Task to carry out
Repeat the whole listing exactly as written.
Start of Data entries
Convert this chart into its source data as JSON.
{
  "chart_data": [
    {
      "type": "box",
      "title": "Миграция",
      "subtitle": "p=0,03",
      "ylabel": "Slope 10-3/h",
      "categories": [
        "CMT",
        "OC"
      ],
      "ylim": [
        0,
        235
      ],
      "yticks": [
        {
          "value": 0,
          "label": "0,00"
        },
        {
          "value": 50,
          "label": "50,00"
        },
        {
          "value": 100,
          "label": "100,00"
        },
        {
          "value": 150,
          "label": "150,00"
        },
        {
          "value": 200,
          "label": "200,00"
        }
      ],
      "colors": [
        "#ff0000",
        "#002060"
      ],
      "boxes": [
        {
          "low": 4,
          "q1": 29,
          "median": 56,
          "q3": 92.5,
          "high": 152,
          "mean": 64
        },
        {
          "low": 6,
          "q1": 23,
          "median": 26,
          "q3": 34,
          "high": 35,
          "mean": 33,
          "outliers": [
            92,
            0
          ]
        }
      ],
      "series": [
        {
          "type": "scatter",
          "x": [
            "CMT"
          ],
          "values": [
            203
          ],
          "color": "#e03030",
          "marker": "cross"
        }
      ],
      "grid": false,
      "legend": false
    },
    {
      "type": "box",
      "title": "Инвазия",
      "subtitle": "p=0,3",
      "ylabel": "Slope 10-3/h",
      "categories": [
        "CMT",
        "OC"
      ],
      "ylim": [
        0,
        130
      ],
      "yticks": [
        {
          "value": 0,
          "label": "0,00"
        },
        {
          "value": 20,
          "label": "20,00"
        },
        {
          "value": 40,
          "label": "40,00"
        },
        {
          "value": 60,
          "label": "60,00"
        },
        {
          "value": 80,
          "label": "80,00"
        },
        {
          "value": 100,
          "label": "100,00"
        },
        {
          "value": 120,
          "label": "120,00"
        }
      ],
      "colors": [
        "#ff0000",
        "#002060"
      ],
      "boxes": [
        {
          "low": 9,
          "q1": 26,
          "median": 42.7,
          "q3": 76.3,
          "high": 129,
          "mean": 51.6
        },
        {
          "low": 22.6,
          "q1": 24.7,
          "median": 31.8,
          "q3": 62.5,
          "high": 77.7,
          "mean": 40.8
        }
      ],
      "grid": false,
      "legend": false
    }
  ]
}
End of Data entries
The completed task
Convert this chart into its source data as JSON.
{
  "chart_data": [
    {
      "type": "box",
      "title": "Миграция",
      "subtitle": "p=0,03",
      "ylabel": "Slope 10-3/h",
      "categories": [
        "CMT",
        "OC"
      ],
      "ylim": [
        0,
        235
      ],
      "yticks": [
        {
          "value": 0,
          "label": "0,00"
        },
        {
          "value": 50,
          "label": "50,00"
        },
        {
          "value": 100,
          "label": "100,00"
        },
        {
          "value": 150,
          "label": "150,00"
        },
        {
          "value": 200,
          "label": "200,00"
        }
      ],
      "colors": [
        "#ff0000",
        "#002060"
      ],
      "boxes": [
        {
          "low": 4,
          "q1": 29,
          "median": 56,
          "q3": 92.5,
          "high": 152,
          "mean": 64
        },
        {
          "low": 6,
          "q1": 23,
          "median": 26,
          "q3": 34,
          "high": 35,
          "mean": 33,
          "outliers": [
            92,
            0
          ]
        }
      ],
      "series": [
        {
          "type": "scatter",
          "x": [
            "CMT"
          ],
          "values": [
            203
          ],
          "color": "#e03030",
          "marker": "cross"
        }
      ],
      "grid": false,
      "legend": false
    },
    {
      "type": "box",
      "title": "Инвазия",
      "subtitle": "p=0,3",
      "ylabel": "Slope 10-3/h",
      "categories": [
        "CMT",
        "OC"
      ],
      "ylim": [
        0,
        130
      ],
      "yticks": [
        {
          "value": 0,
          "label": "0,00"
        },
        {
          "value": 20,
          "label": "20,00"
        },
        {
          "value": 40,
          "label": "40,00"
        },
        {
          "value": 60,
          "label": "60,00"
        },
        {
          "value": 80,
          "label": "80,00"
        },
        {
          "value": 100,
          "label": "100,00"
        },
        {
          "value": 120,
          "label": "120,00"
        }
      ],
      "colors": [
        "#ff0000",
        "#002060"
      ],
      "boxes": [
        {
          "low": 9,
          "q1": 26,
          "median": 42.7,
          "q3": 76.3,
          "high": 129,
          "mean": 51.6
        },
        {
          "low": 22.6,
          "q1": 24.7,
          "median": 31.8,
          "q3": 62.5,
          "high": 77.7,
          "mean": 40.8
        }
      ],
      "grid": false,
      "legend": false
    }
  ]
}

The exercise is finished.